::: Record set :::

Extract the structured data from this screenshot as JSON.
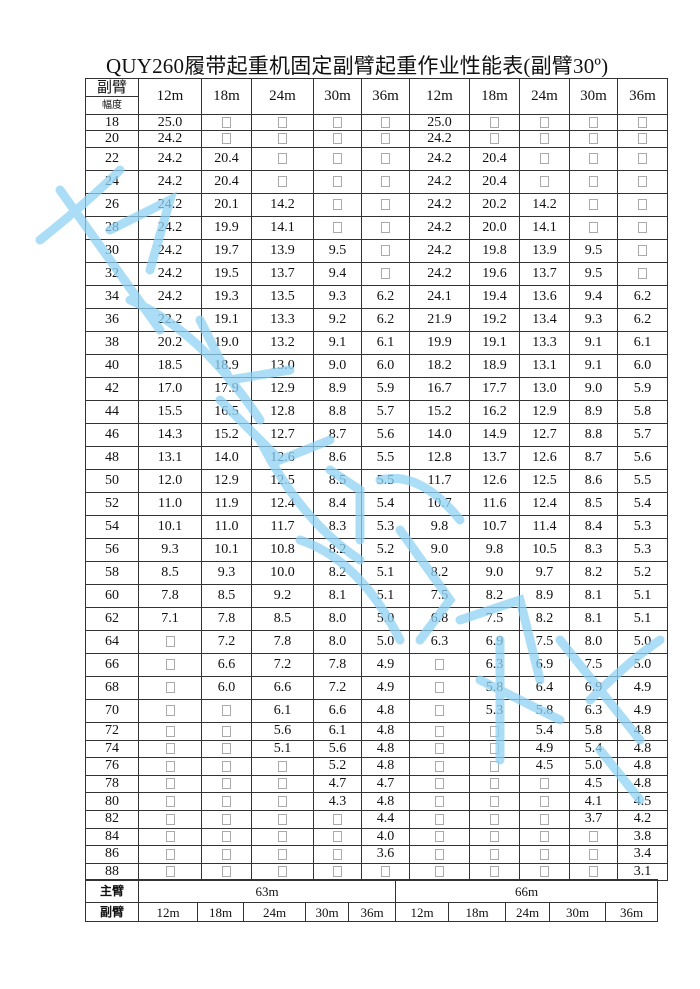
{
  "title": "QUY260履带起重机固定副臂起重作业性能表(副臂30º)",
  "header": {
    "jib_label": "副臂",
    "radius_label": "幅度",
    "columns": [
      "12m",
      "18m",
      "24m",
      "30m",
      "36m",
      "12m",
      "18m",
      "24m",
      "30m",
      "36m"
    ]
  },
  "rows": [
    {
      "radius": "18",
      "values": [
        "25.0",
        "",
        "",
        "",
        "",
        "25.0",
        "",
        "",
        "",
        ""
      ]
    },
    {
      "radius": "20",
      "values": [
        "24.2",
        "",
        "",
        "",
        "",
        "24.2",
        "",
        "",
        "",
        ""
      ]
    },
    {
      "radius": "22",
      "values": [
        "24.2",
        "20.4",
        "",
        "",
        "",
        "24.2",
        "20.4",
        "",
        "",
        ""
      ]
    },
    {
      "radius": "24",
      "values": [
        "24.2",
        "20.4",
        "",
        "",
        "",
        "24.2",
        "20.4",
        "",
        "",
        ""
      ]
    },
    {
      "radius": "26",
      "values": [
        "24.2",
        "20.1",
        "14.2",
        "",
        "",
        "24.2",
        "20.2",
        "14.2",
        "",
        ""
      ]
    },
    {
      "radius": "28",
      "values": [
        "24.2",
        "19.9",
        "14.1",
        "",
        "",
        "24.2",
        "20.0",
        "14.1",
        "",
        ""
      ]
    },
    {
      "radius": "30",
      "values": [
        "24.2",
        "19.7",
        "13.9",
        "9.5",
        "",
        "24.2",
        "19.8",
        "13.9",
        "9.5",
        ""
      ]
    },
    {
      "radius": "32",
      "values": [
        "24.2",
        "19.5",
        "13.7",
        "9.4",
        "",
        "24.2",
        "19.6",
        "13.7",
        "9.5",
        ""
      ]
    },
    {
      "radius": "34",
      "values": [
        "24.2",
        "19.3",
        "13.5",
        "9.3",
        "6.2",
        "24.1",
        "19.4",
        "13.6",
        "9.4",
        "6.2"
      ]
    },
    {
      "radius": "36",
      "values": [
        "22.2",
        "19.1",
        "13.3",
        "9.2",
        "6.2",
        "21.9",
        "19.2",
        "13.4",
        "9.3",
        "6.2"
      ]
    },
    {
      "radius": "38",
      "values": [
        "20.2",
        "19.0",
        "13.2",
        "9.1",
        "6.1",
        "19.9",
        "19.1",
        "13.3",
        "9.1",
        "6.1"
      ]
    },
    {
      "radius": "40",
      "values": [
        "18.5",
        "18.9",
        "13.0",
        "9.0",
        "6.0",
        "18.2",
        "18.9",
        "13.1",
        "9.1",
        "6.0"
      ]
    },
    {
      "radius": "42",
      "values": [
        "17.0",
        "17.9",
        "12.9",
        "8.9",
        "5.9",
        "16.7",
        "17.7",
        "13.0",
        "9.0",
        "5.9"
      ]
    },
    {
      "radius": "44",
      "values": [
        "15.5",
        "16.5",
        "12.8",
        "8.8",
        "5.7",
        "15.2",
        "16.2",
        "12.9",
        "8.9",
        "5.8"
      ]
    },
    {
      "radius": "46",
      "values": [
        "14.3",
        "15.2",
        "12.7",
        "8.7",
        "5.6",
        "14.0",
        "14.9",
        "12.7",
        "8.8",
        "5.7"
      ]
    },
    {
      "radius": "48",
      "values": [
        "13.1",
        "14.0",
        "12.6",
        "8.6",
        "5.5",
        "12.8",
        "13.7",
        "12.6",
        "8.7",
        "5.6"
      ]
    },
    {
      "radius": "50",
      "values": [
        "12.0",
        "12.9",
        "12.5",
        "8.5",
        "5.5",
        "11.7",
        "12.6",
        "12.5",
        "8.6",
        "5.5"
      ]
    },
    {
      "radius": "52",
      "values": [
        "11.0",
        "11.9",
        "12.4",
        "8.4",
        "5.4",
        "10.7",
        "11.6",
        "12.4",
        "8.5",
        "5.4"
      ]
    },
    {
      "radius": "54",
      "values": [
        "10.1",
        "11.0",
        "11.7",
        "8.3",
        "5.3",
        "9.8",
        "10.7",
        "11.4",
        "8.4",
        "5.3"
      ]
    },
    {
      "radius": "56",
      "values": [
        "9.3",
        "10.1",
        "10.8",
        "8.2",
        "5.2",
        "9.0",
        "9.8",
        "10.5",
        "8.3",
        "5.3"
      ]
    },
    {
      "radius": "58",
      "values": [
        "8.5",
        "9.3",
        "10.0",
        "8.2",
        "5.1",
        "8.2",
        "9.0",
        "9.7",
        "8.2",
        "5.2"
      ]
    },
    {
      "radius": "60",
      "values": [
        "7.8",
        "8.5",
        "9.2",
        "8.1",
        "5.1",
        "7.5",
        "8.2",
        "8.9",
        "8.1",
        "5.1"
      ]
    },
    {
      "radius": "62",
      "values": [
        "7.1",
        "7.8",
        "8.5",
        "8.0",
        "5.0",
        "6.8",
        "7.5",
        "8.2",
        "8.1",
        "5.1"
      ]
    },
    {
      "radius": "64",
      "values": [
        "",
        "7.2",
        "7.8",
        "8.0",
        "5.0",
        "6.3",
        "6.9",
        "7.5",
        "8.0",
        "5.0"
      ]
    },
    {
      "radius": "66",
      "values": [
        "",
        "6.6",
        "7.2",
        "7.8",
        "4.9",
        "",
        "6.3",
        "6.9",
        "7.5",
        "5.0"
      ]
    },
    {
      "radius": "68",
      "values": [
        "",
        "6.0",
        "6.6",
        "7.2",
        "4.9",
        "",
        "5.8",
        "6.4",
        "6.9",
        "4.9"
      ]
    },
    {
      "radius": "70",
      "values": [
        "",
        "",
        "6.1",
        "6.6",
        "4.8",
        "",
        "5.3",
        "5.8",
        "6.3",
        "4.9"
      ]
    },
    {
      "radius": "72",
      "values": [
        "",
        "",
        "5.6",
        "6.1",
        "4.8",
        "",
        "",
        "5.4",
        "5.8",
        "4.8"
      ]
    },
    {
      "radius": "74",
      "values": [
        "",
        "",
        "5.1",
        "5.6",
        "4.8",
        "",
        "",
        "4.9",
        "5.4",
        "4.8"
      ]
    },
    {
      "radius": "76",
      "values": [
        "",
        "",
        "",
        "5.2",
        "4.8",
        "",
        "",
        "4.5",
        "5.0",
        "4.8"
      ]
    },
    {
      "radius": "78",
      "values": [
        "",
        "",
        "",
        "4.7",
        "4.7",
        "",
        "",
        "",
        "4.5",
        "4.8"
      ]
    },
    {
      "radius": "80",
      "values": [
        "",
        "",
        "",
        "4.3",
        "4.8",
        "",
        "",
        "",
        "4.1",
        "4.5"
      ]
    },
    {
      "radius": "82",
      "values": [
        "",
        "",
        "",
        "",
        "4.4",
        "",
        "",
        "",
        "3.7",
        "4.2"
      ]
    },
    {
      "radius": "84",
      "values": [
        "",
        "",
        "",
        "",
        "4.0",
        "",
        "",
        "",
        "",
        "3.8"
      ]
    },
    {
      "radius": "86",
      "values": [
        "",
        "",
        "",
        "",
        "3.6",
        "",
        "",
        "",
        "",
        "3.4"
      ]
    },
    {
      "radius": "88",
      "values": [
        "",
        "",
        "",
        "",
        "",
        "",
        "",
        "",
        "",
        "3.1"
      ]
    }
  ],
  "footer": {
    "main_boom_label": "主臂",
    "main_booms": [
      "63m",
      "66m"
    ],
    "jib_label": "副臂",
    "jibs": [
      "12m",
      "18m",
      "24m",
      "30m",
      "36m",
      "12m",
      "18m",
      "24m",
      "30m",
      "36m"
    ]
  },
  "colors": {
    "watermark": "#8fd3f4",
    "border": "#333333",
    "empty_box": "#aaaaaa"
  }
}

:::

Given task: In the copy, include no pictures; restate the listing above exactly.

Worked answer:
Extract the structured data from this screenshot as JSON.
{
  "title": "QUY260履带起重机固定副臂起重作业性能表(副臂30º)",
  "header": {
    "jib_label": "副臂",
    "radius_label": "幅度",
    "columns": [
      "12m",
      "18m",
      "24m",
      "30m",
      "36m",
      "12m",
      "18m",
      "24m",
      "30m",
      "36m"
    ]
  },
  "rows": [
    {
      "radius": "18",
      "values": [
        "25.0",
        "",
        "",
        "",
        "",
        "25.0",
        "",
        "",
        "",
        ""
      ]
    },
    {
      "radius": "20",
      "values": [
        "24.2",
        "",
        "",
        "",
        "",
        "24.2",
        "",
        "",
        "",
        ""
      ]
    },
    {
      "radius": "22",
      "values": [
        "24.2",
        "20.4",
        "",
        "",
        "",
        "24.2",
        "20.4",
        "",
        "",
        ""
      ]
    },
    {
      "radius": "24",
      "values": [
        "24.2",
        "20.4",
        "",
        "",
        "",
        "24.2",
        "20.4",
        "",
        "",
        ""
      ]
    },
    {
      "radius": "26",
      "values": [
        "24.2",
        "20.1",
        "14.2",
        "",
        "",
        "24.2",
        "20.2",
        "14.2",
        "",
        ""
      ]
    },
    {
      "radius": "28",
      "values": [
        "24.2",
        "19.9",
        "14.1",
        "",
        "",
        "24.2",
        "20.0",
        "14.1",
        "",
        ""
      ]
    },
    {
      "radius": "30",
      "values": [
        "24.2",
        "19.7",
        "13.9",
        "9.5",
        "",
        "24.2",
        "19.8",
        "13.9",
        "9.5",
        ""
      ]
    },
    {
      "radius": "32",
      "values": [
        "24.2",
        "19.5",
        "13.7",
        "9.4",
        "",
        "24.2",
        "19.6",
        "13.7",
        "9.5",
        ""
      ]
    },
    {
      "radius": "34",
      "values": [
        "24.2",
        "19.3",
        "13.5",
        "9.3",
        "6.2",
        "24.1",
        "19.4",
        "13.6",
        "9.4",
        "6.2"
      ]
    },
    {
      "radius": "36",
      "values": [
        "22.2",
        "19.1",
        "13.3",
        "9.2",
        "6.2",
        "21.9",
        "19.2",
        "13.4",
        "9.3",
        "6.2"
      ]
    },
    {
      "radius": "38",
      "values": [
        "20.2",
        "19.0",
        "13.2",
        "9.1",
        "6.1",
        "19.9",
        "19.1",
        "13.3",
        "9.1",
        "6.1"
      ]
    },
    {
      "radius": "40",
      "values": [
        "18.5",
        "18.9",
        "13.0",
        "9.0",
        "6.0",
        "18.2",
        "18.9",
        "13.1",
        "9.1",
        "6.0"
      ]
    },
    {
      "radius": "42",
      "values": [
        "17.0",
        "17.9",
        "12.9",
        "8.9",
        "5.9",
        "16.7",
        "17.7",
        "13.0",
        "9.0",
        "5.9"
      ]
    },
    {
      "radius": "44",
      "values": [
        "15.5",
        "16.5",
        "12.8",
        "8.8",
        "5.7",
        "15.2",
        "16.2",
        "12.9",
        "8.9",
        "5.8"
      ]
    },
    {
      "radius": "46",
      "values": [
        "14.3",
        "15.2",
        "12.7",
        "8.7",
        "5.6",
        "14.0",
        "14.9",
        "12.7",
        "8.8",
        "5.7"
      ]
    },
    {
      "radius": "48",
      "values": [
        "13.1",
        "14.0",
        "12.6",
        "8.6",
        "5.5",
        "12.8",
        "13.7",
        "12.6",
        "8.7",
        "5.6"
      ]
    },
    {
      "radius": "50",
      "values": [
        "12.0",
        "12.9",
        "12.5",
        "8.5",
        "5.5",
        "11.7",
        "12.6",
        "12.5",
        "8.6",
        "5.5"
      ]
    },
    {
      "radius": "52",
      "values": [
        "11.0",
        "11.9",
        "12.4",
        "8.4",
        "5.4",
        "10.7",
        "11.6",
        "12.4",
        "8.5",
        "5.4"
      ]
    },
    {
      "radius": "54",
      "values": [
        "10.1",
        "11.0",
        "11.7",
        "8.3",
        "5.3",
        "9.8",
        "10.7",
        "11.4",
        "8.4",
        "5.3"
      ]
    },
    {
      "radius": "56",
      "values": [
        "9.3",
        "10.1",
        "10.8",
        "8.2",
        "5.2",
        "9.0",
        "9.8",
        "10.5",
        "8.3",
        "5.3"
      ]
    },
    {
      "radius": "58",
      "values": [
        "8.5",
        "9.3",
        "10.0",
        "8.2",
        "5.1",
        "8.2",
        "9.0",
        "9.7",
        "8.2",
        "5.2"
      ]
    },
    {
      "radius": "60",
      "values": [
        "7.8",
        "8.5",
        "9.2",
        "8.1",
        "5.1",
        "7.5",
        "8.2",
        "8.9",
        "8.1",
        "5.1"
      ]
    },
    {
      "radius": "62",
      "values": [
        "7.1",
        "7.8",
        "8.5",
        "8.0",
        "5.0",
        "6.8",
        "7.5",
        "8.2",
        "8.1",
        "5.1"
      ]
    },
    {
      "radius": "64",
      "values": [
        "",
        "7.2",
        "7.8",
        "8.0",
        "5.0",
        "6.3",
        "6.9",
        "7.5",
        "8.0",
        "5.0"
      ]
    },
    {
      "radius": "66",
      "values": [
        "",
        "6.6",
        "7.2",
        "7.8",
        "4.9",
        "",
        "6.3",
        "6.9",
        "7.5",
        "5.0"
      ]
    },
    {
      "radius": "68",
      "values": [
        "",
        "6.0",
        "6.6",
        "7.2",
        "4.9",
        "",
        "5.8",
        "6.4",
        "6.9",
        "4.9"
      ]
    },
    {
      "radius": "70",
      "values": [
        "",
        "",
        "6.1",
        "6.6",
        "4.8",
        "",
        "5.3",
        "5.8",
        "6.3",
        "4.9"
      ]
    },
    {
      "radius": "72",
      "values": [
        "",
        "",
        "5.6",
        "6.1",
        "4.8",
        "",
        "",
        "5.4",
        "5.8",
        "4.8"
      ]
    },
    {
      "radius": "74",
      "values": [
        "",
        "",
        "5.1",
        "5.6",
        "4.8",
        "",
        "",
        "4.9",
        "5.4",
        "4.8"
      ]
    },
    {
      "radius": "76",
      "values": [
        "",
        "",
        "",
        "5.2",
        "4.8",
        "",
        "",
        "4.5",
        "5.0",
        "4.8"
      ]
    },
    {
      "radius": "78",
      "values": [
        "",
        "",
        "",
        "4.7",
        "4.7",
        "",
        "",
        "",
        "4.5",
        "4.8"
      ]
    },
    {
      "radius": "80",
      "values": [
        "",
        "",
        "",
        "4.3",
        "4.8",
        "",
        "",
        "",
        "4.1",
        "4.5"
      ]
    },
    {
      "radius": "82",
      "values": [
        "",
        "",
        "",
        "",
        "4.4",
        "",
        "",
        "",
        "3.7",
        "4.2"
      ]
    },
    {
      "radius": "84",
      "values": [
        "",
        "",
        "",
        "",
        "4.0",
        "",
        "",
        "",
        "",
        "3.8"
      ]
    },
    {
      "radius": "86",
      "values": [
        "",
        "",
        "",
        "",
        "3.6",
        "",
        "",
        "",
        "",
        "3.4"
      ]
    },
    {
      "radius": "88",
      "values": [
        "",
        "",
        "",
        "",
        "",
        "",
        "",
        "",
        "",
        "3.1"
      ]
    }
  ],
  "footer": {
    "main_boom_label": "主臂",
    "main_booms": [
      "63m",
      "66m"
    ],
    "jib_label": "副臂",
    "jibs": [
      "12m",
      "18m",
      "24m",
      "30m",
      "36m",
      "12m",
      "18m",
      "24m",
      "30m",
      "36m"
    ]
  },
  "colors": {
    "watermark": "#8fd3f4",
    "border": "#333333",
    "empty_box": "#aaaaaa"
  }
}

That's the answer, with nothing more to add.